(Data entries)
+++

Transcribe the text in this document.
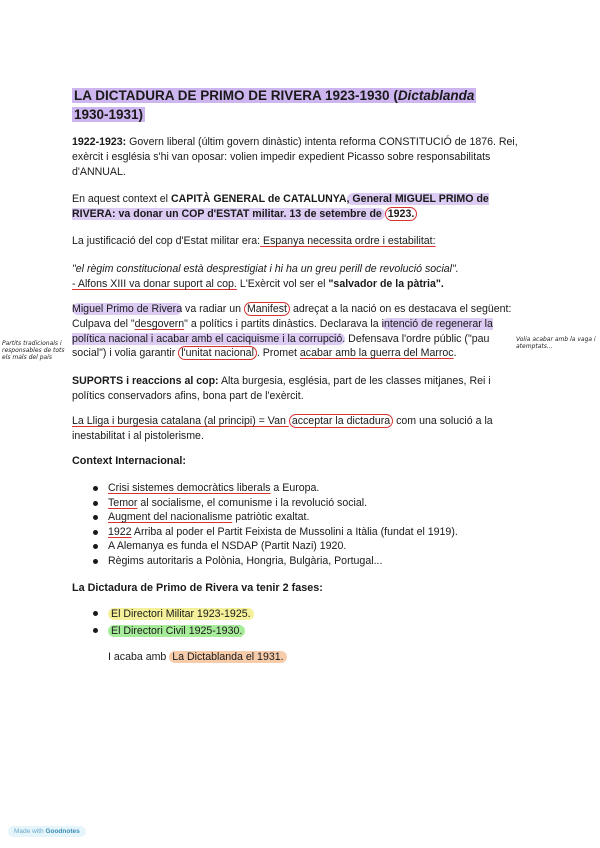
LA DICTADURA DE PRIMO DE RIVERA 1923-1930 (Dictablanda 1930-1931)
1922-1923: Govern liberal (últim govern dinàstic) intenta reforma CONSTITUCIÓ de 1876. Rei, exèrcit i església s'hi van oposar: volien impedir expedient Picasso sobre responsabilitats d'ANNUAL.
En aquest context el CAPITÀ GENERAL de CATALUNYA, General MIGUEL PRIMO de RIVERA: va donar un COP d'ESTAT militar. 13 de setembre de 1923.
La justificació del cop d'Estat militar era: Espanya necessita ordre i estabilitat:
"el règim constitucional està desprestigiat i hi ha un greu perill de revolució social".
- Alfons XIII va donar suport al cop. L'Exèrcit vol ser el "salvador de la pàtria".
Miguel Primo de Rivera va radiar un Manifest adreçat a la nació on es destacava el següent: Culpava del "desgovern" a polítics i partits dinàstics. Declarava la intenció de regenerar la política nacional i acabar amb el caciquisme i la corrupció. Defensava l'ordre públic ("pau social") i volia garantir l'unitat nacional . Promet acabar amb la guerra del Marroc.
SUPORTS i reaccions al cop: Alta burgesia, església, part de les classes mitjanes, Rei i polítics conservadors afins, bona part de l'exèrcit.
La Lliga i burgesia catalana (al principi) = Van acceptar la dictadura com una solució a la inestabilitat i al pistolerisme.
Context Internacional:
Crisi sistemes democràtics liberals a Europa.
Temor al socialisme, el comunisme i la revolució social.
Augment del nacionalisme patriòtic exaltat.
1922 Arriba al poder el Partit Feixista de Mussolini a Itàlia (fundat el 1919).
A Alemanya es funda el NSDAP (Partit Nazi) 1920.
Règims autoritaris a Polònia, Hongria, Bulgària, Portugal...
La Dictadura de Primo de Rivera va tenir 2 fases:
El Directori Militar 1923-1925.
El Directori Civil 1925-1930.
I acaba amb La Dictablanda el 1931.
Partits tradicionals i responsables de tots els mals del país
Volia acabar amb la vaga i atemptats...
Made with Goodnotes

+++

Leave the pictures out and reproduce all of the records exactly.

Transcribe the text in this document.
LA DICTADURA DE PRIMO DE RIVERA 1923-1930 (Dictablanda 1930-1931)
1922-1923: Govern liberal (últim govern dinàstic) intenta reforma CONSTITUCIÓ de 1876. Rei, exèrcit i església s'hi van oposar: volien impedir expedient Picasso sobre responsabilitats d'ANNUAL.
En aquest context el CAPITÀ GENERAL de CATALUNYA, General MIGUEL PRIMO de RIVERA: va donar un COP d'ESTAT militar. 13 de setembre de 1923.
La justificació del cop d'Estat militar era: Espanya necessita ordre i estabilitat:
"el règim constitucional està desprestigiat i hi ha un greu perill de revolució social".
- Alfons XIII va donar suport al cop. L'Exèrcit vol ser el "salvador de la pàtria".
Miguel Primo de Rivera va radiar un Manifest adreçat a la nació on es destacava el següent: Culpava del "desgovern" a polítics i partits dinàstics. Declarava la intenció de regenerar la política nacional i acabar amb el caciquisme i la corrupció. Defensava l'ordre públic ("pau social") i volia garantir l'unitat nacional . Promet acabar amb la guerra del Marroc.
SUPORTS i reaccions al cop: Alta burgesia, església, part de les classes mitjanes, Rei i polítics conservadors afins, bona part de l'exèrcit.
La Lliga i burgesia catalana (al principi) = Van acceptar la dictadura com una solució a la inestabilitat i al pistolerisme.
Context Internacional:
Crisi sistemes democràtics liberals a Europa.
Temor al socialisme, el comunisme i la revolució social.
Augment del nacionalisme patriòtic exaltat.
1922 Arriba al poder el Partit Feixista de Mussolini a Itàlia (fundat el 1919).
A Alemanya es funda el NSDAP (Partit Nazi) 1920.
Règims autoritaris a Polònia, Hongria, Bulgària, Portugal...
La Dictadura de Primo de Rivera va tenir 2 fases:
El Directori Militar 1923-1925.
El Directori Civil 1925-1930.
I acaba amb La Dictablanda el 1931.
Partits tradicionals i responsables de tots els mals del país
Volia acabar amb la vaga i atemptats...
Made with Goodnotes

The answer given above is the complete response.